Exercise: For the listing underneath, give the count of lines containing the string "Humidity" and nothing further.

(Figure content listings)
┌────────

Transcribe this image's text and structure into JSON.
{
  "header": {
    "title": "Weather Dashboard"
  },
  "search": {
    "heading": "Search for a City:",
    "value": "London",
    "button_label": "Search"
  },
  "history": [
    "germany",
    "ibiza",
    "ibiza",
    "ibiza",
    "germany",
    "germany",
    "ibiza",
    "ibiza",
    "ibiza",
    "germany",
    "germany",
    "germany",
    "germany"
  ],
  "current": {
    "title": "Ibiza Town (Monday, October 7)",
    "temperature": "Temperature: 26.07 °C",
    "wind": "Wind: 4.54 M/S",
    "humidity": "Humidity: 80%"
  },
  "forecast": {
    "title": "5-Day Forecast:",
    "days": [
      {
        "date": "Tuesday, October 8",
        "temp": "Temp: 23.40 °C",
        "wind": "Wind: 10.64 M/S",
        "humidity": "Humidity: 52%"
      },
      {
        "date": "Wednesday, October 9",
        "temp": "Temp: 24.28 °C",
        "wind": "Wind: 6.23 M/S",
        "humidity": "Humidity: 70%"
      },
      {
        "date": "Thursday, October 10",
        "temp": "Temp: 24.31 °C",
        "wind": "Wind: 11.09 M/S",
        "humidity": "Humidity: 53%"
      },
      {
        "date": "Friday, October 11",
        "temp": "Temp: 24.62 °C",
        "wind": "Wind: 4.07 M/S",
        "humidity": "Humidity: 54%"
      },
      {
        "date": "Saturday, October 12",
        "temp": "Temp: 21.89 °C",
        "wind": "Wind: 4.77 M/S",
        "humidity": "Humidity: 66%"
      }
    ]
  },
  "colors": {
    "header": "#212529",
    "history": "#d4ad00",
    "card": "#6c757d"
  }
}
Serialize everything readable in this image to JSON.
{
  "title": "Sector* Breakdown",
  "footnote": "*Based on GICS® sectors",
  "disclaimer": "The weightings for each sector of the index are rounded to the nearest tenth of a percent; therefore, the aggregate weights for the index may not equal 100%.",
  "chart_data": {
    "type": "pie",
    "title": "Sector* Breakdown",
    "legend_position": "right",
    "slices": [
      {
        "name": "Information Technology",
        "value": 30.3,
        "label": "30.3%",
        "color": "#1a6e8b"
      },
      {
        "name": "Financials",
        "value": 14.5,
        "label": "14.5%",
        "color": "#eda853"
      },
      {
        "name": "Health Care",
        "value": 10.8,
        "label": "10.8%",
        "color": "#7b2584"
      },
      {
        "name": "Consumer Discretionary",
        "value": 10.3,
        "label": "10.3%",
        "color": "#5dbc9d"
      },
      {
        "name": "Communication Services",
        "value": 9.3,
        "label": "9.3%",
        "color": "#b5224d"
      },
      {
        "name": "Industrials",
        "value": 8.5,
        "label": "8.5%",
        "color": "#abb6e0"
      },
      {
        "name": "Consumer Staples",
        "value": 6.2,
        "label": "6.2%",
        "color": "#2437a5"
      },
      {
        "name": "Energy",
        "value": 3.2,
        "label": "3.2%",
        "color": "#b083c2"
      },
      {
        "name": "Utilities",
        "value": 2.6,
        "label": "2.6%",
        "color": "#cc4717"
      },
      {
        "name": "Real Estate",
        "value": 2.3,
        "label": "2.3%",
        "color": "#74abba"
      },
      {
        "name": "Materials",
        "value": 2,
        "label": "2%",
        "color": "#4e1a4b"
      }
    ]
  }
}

└────────

Exercise result: 6